### Supplied passage:
Multiscale peak detection in wavelet space
Abstract
Accurate peak detection is essential for analyzing high-throughput datasets generated by analytical instruments. Derivatives with noise reduction and matched filtration are frequently used, but they are sensitive to baseline variations, random noise and deviations in the peak shape. A continuous wavelet transform (CWT)-based method is more practical and popular in this situation, which can increase the accuracy and reliability by identifying peaks across scales in wavelet space and implicitly removing noise as well as the baseline. However, its computational load is relatively high and the estimated features of peaks may not be accurate in the case of peaks that are overlapping, dense or weak. In this study, we present multi-scale peak detection (MSPD) by taking full advantage of additional information in wavelet space including ridges, valleys, and zero-crossings. It can achieve a high accuracy by thresholding each detected peak with the maximum of its ridge. It has been comprehensively evaluated with MALDI-TOF spectra in proteomics, the CAMDA 2006 SELDI dataset as well as the Romanian database of Raman spectra, which is particularly suitable for detecting peaks in high-throughput analytical signals. Receiver operating characteristic (ROC) curves show that MSPD can detect more true peaks while keeping the false discovery rate lower than MassSpecWavelet and MALDIquant methods. Superior results in Raman spectra suggest that MSPD seems to be a more universal method for peak detection. MSPD has been designed and implemented efficiently in Python and Cython. It is available as an open source package at https://github.com/zmzhang/libPeak.

### Set task 1:
Answer these from the peak detection abstract:
(a) Which two programming languages were used to build MSPD?
(b) Which two methods does MSPD beat in the ROC curve comparison?
(c) How does MSPD reach a high accuracy?
The entries that follow have no connection to the peak detection abstract.

(Data extracted from a collection)
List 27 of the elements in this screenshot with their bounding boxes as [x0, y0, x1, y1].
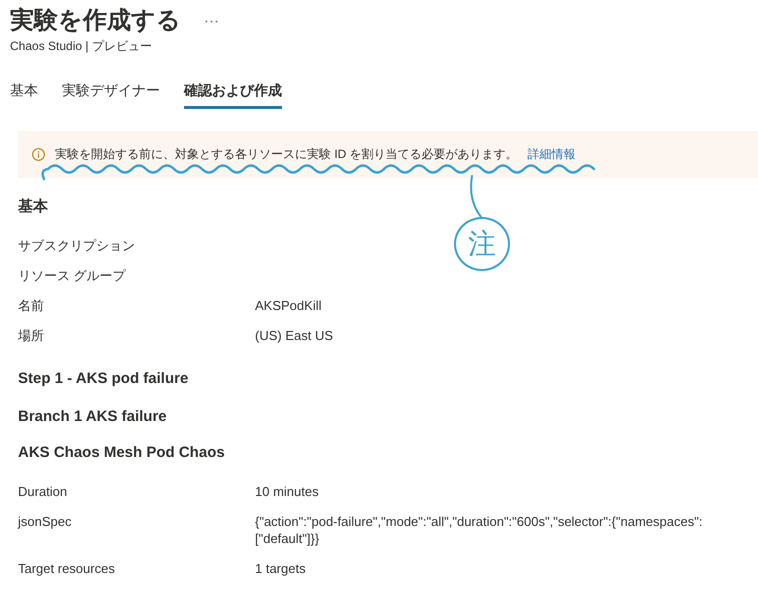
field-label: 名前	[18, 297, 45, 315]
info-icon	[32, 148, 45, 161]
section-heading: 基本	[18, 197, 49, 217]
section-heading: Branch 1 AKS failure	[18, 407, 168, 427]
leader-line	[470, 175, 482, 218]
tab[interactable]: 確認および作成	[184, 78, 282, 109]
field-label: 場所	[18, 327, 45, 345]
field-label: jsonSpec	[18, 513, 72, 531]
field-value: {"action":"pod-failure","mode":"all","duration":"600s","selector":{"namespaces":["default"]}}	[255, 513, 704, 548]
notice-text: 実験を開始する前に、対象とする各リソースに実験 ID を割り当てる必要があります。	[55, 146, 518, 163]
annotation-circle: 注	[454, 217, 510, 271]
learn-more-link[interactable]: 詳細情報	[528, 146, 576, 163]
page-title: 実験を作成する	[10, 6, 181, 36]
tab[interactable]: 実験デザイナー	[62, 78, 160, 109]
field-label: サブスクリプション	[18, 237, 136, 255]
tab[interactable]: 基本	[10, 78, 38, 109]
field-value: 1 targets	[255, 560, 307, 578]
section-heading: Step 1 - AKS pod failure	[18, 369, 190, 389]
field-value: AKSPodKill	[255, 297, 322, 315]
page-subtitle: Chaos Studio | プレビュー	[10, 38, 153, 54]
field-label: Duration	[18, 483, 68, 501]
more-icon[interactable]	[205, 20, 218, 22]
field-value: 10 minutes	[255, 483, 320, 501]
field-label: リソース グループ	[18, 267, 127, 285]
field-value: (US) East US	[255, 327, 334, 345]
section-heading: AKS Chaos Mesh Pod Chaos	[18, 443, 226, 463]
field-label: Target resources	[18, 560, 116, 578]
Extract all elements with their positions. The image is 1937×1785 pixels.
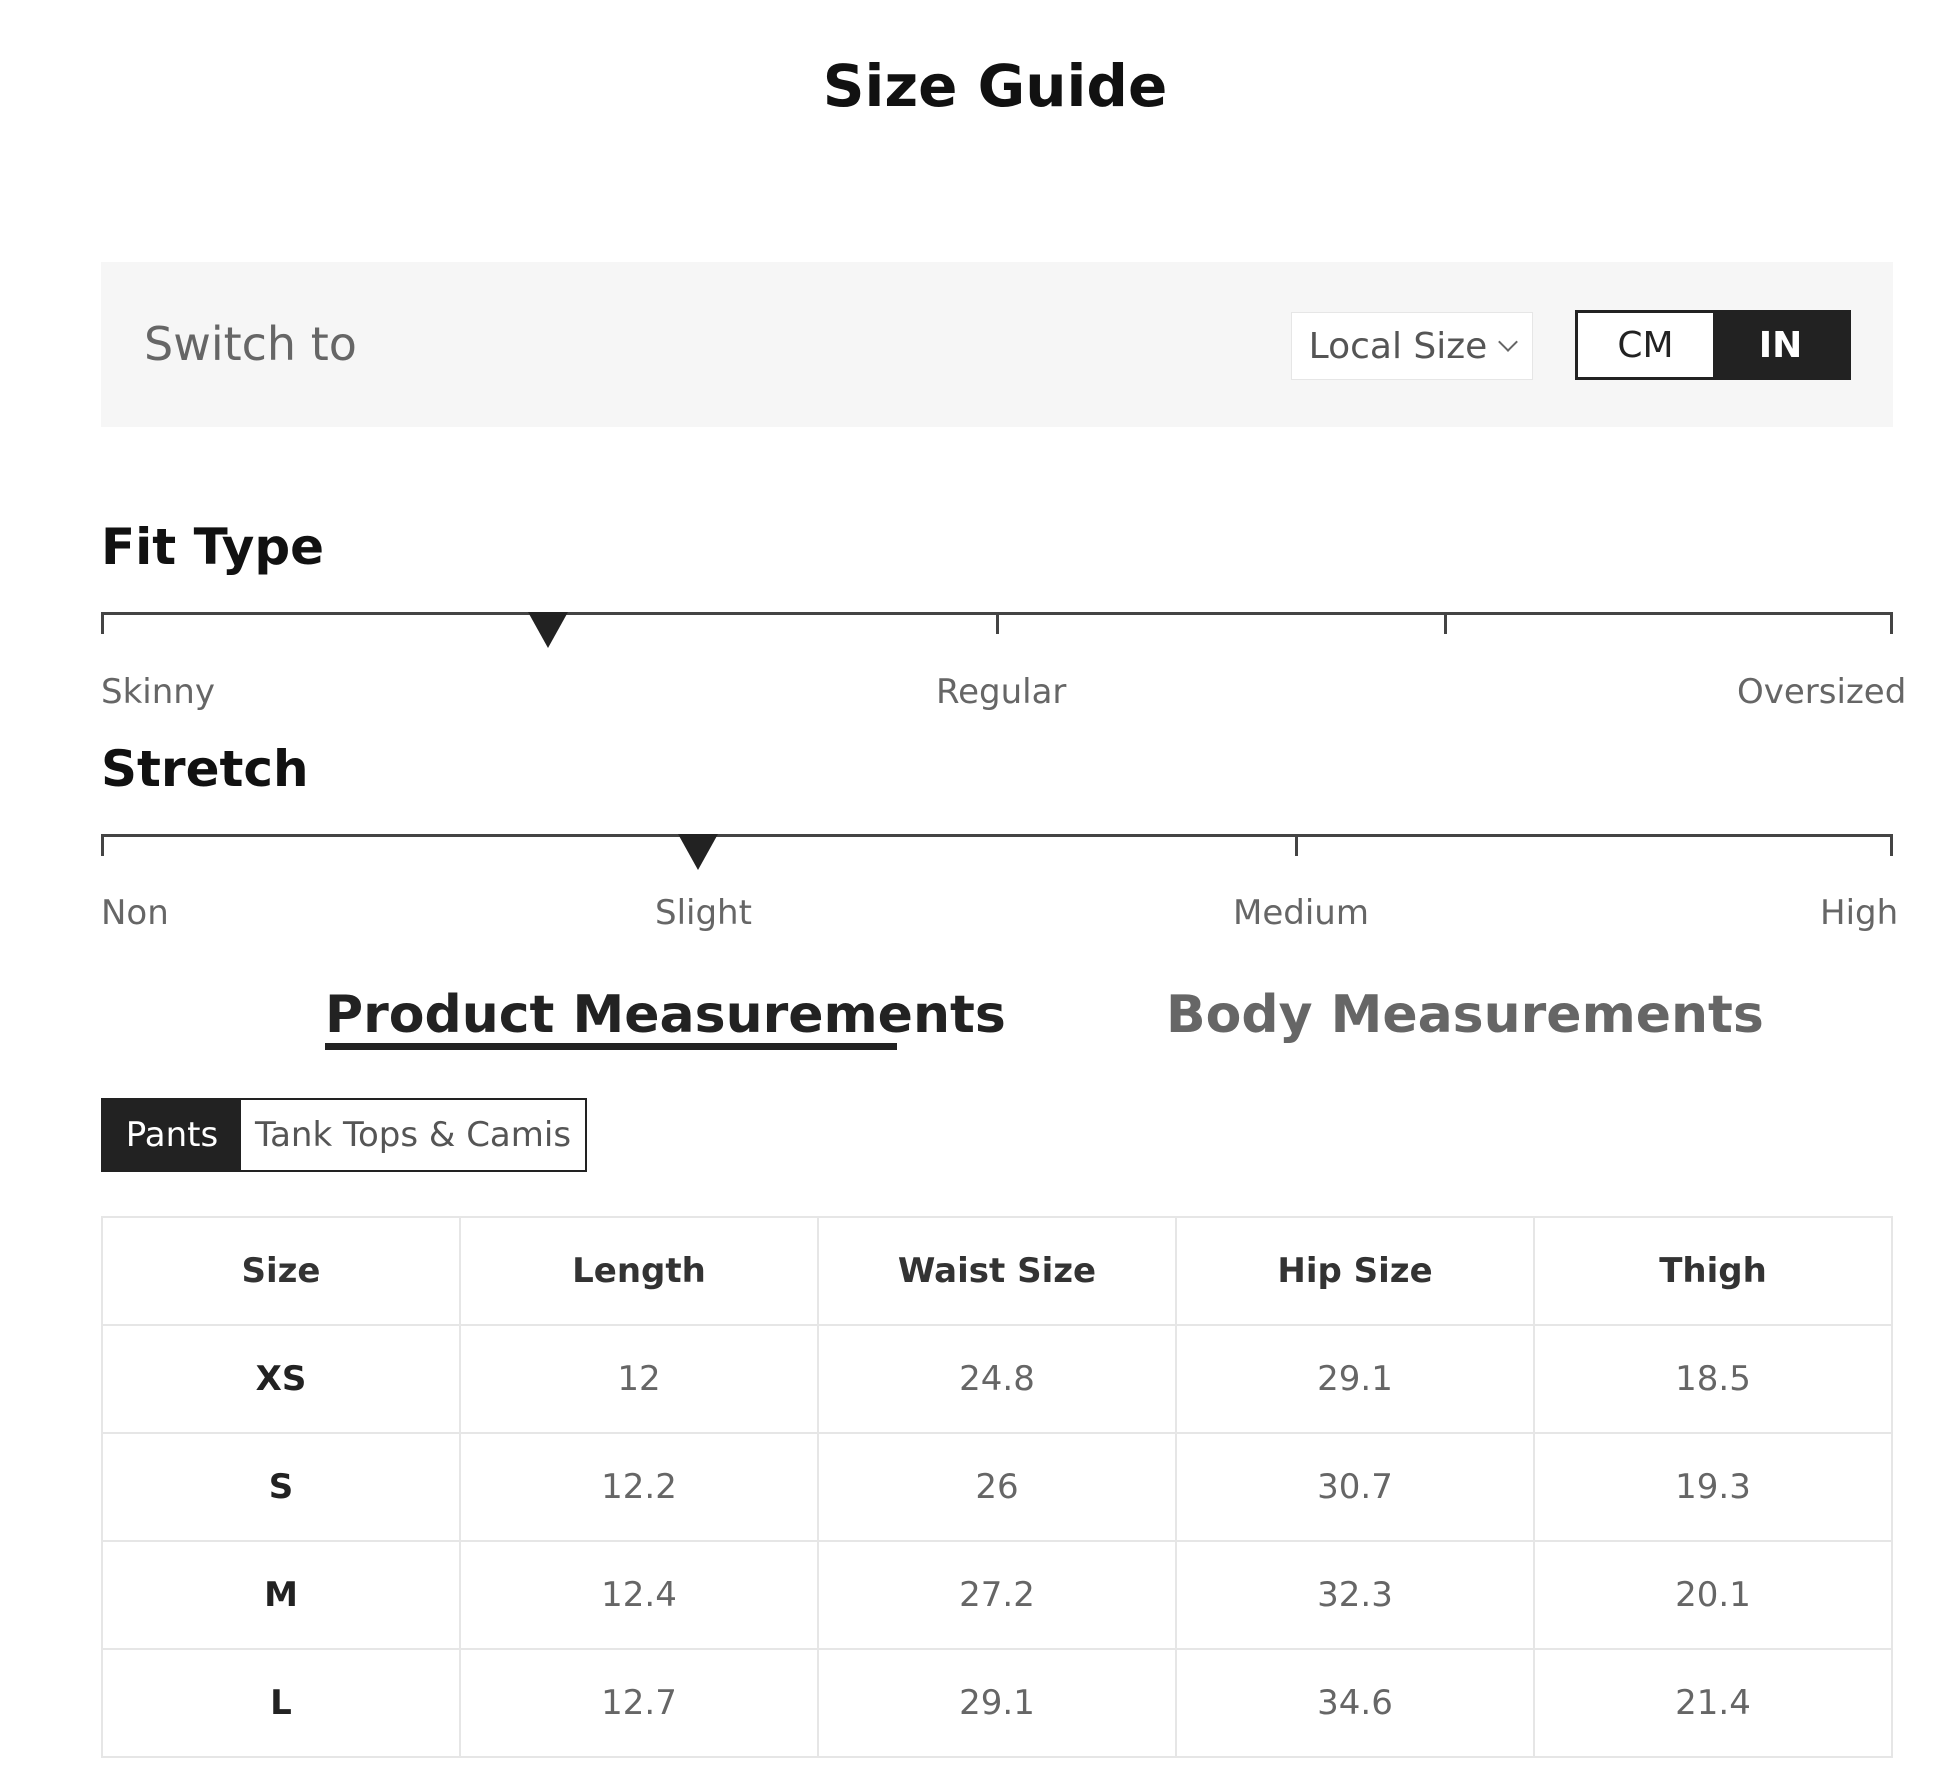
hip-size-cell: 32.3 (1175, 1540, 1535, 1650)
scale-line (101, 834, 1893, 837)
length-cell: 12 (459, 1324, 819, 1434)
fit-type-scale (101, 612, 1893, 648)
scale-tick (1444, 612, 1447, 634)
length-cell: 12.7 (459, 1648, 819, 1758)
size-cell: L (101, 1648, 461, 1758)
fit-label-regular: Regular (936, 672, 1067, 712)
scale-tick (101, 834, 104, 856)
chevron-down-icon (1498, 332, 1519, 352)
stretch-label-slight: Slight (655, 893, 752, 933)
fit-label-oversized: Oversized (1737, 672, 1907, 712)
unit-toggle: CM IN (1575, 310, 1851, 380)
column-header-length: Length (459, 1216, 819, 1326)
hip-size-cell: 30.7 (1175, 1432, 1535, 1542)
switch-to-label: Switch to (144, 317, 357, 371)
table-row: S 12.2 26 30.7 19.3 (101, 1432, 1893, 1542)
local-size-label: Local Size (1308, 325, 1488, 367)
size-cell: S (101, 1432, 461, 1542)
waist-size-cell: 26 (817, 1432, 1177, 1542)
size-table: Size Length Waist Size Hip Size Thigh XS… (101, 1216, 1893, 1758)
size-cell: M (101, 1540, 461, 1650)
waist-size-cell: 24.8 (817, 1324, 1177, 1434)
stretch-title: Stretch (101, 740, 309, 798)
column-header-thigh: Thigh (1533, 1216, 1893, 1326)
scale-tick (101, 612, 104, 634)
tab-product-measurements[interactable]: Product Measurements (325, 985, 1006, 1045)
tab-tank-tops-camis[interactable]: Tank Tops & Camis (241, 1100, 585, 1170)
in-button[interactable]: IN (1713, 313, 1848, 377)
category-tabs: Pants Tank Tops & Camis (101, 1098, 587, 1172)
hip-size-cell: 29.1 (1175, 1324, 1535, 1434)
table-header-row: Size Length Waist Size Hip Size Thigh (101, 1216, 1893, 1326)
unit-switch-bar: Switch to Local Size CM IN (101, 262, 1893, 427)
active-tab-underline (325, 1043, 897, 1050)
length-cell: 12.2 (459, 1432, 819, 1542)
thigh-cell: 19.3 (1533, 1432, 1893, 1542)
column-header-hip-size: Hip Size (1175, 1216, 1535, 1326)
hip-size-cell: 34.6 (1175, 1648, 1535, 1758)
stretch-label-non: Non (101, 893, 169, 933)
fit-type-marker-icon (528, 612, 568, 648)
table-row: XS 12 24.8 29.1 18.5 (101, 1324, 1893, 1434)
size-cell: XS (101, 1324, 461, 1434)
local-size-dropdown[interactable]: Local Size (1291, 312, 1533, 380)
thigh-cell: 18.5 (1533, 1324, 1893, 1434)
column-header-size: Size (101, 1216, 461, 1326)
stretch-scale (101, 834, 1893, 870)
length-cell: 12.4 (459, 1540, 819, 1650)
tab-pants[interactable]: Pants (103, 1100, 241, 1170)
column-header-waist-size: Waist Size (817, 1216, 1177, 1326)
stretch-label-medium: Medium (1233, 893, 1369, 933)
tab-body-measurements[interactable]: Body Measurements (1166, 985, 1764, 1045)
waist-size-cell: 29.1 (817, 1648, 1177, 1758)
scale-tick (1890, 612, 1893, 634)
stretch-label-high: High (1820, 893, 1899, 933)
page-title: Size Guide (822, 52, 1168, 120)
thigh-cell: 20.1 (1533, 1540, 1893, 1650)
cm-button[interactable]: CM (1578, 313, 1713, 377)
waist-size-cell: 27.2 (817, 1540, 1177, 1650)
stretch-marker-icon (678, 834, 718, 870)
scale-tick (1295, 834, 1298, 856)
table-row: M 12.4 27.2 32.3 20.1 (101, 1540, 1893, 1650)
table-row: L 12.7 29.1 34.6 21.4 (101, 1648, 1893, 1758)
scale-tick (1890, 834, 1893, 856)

### Set task 2:
Transcribe the entry lines starting at the line that contains "297, 45, 315]" and ending at the line that contains "513, 704, 548]", with both of those lines included.

### Reply 1:
(a) Python and Cython.
(b) MassSpecWavelet and MALDIquant.
(c) By thresholding each detected peak with the maximum of its ridge.

### Reply 2:
field-label: 名前	[18, 297, 45, 315]
info-icon	[32, 148, 45, 161]
section-heading: 基本	[18, 197, 49, 217]
section-heading: Branch 1 AKS failure	[18, 407, 168, 427]
leader-line	[470, 175, 482, 218]
tab[interactable]: 確認および作成	[184, 78, 282, 109]
field-label: 場所	[18, 327, 45, 345]
field-label: jsonSpec	[18, 513, 72, 531]
field-value: {"action":"pod-failure","mode":"all","duration":"600s","selector":{"namespaces":["default"]}}	[255, 513, 704, 548]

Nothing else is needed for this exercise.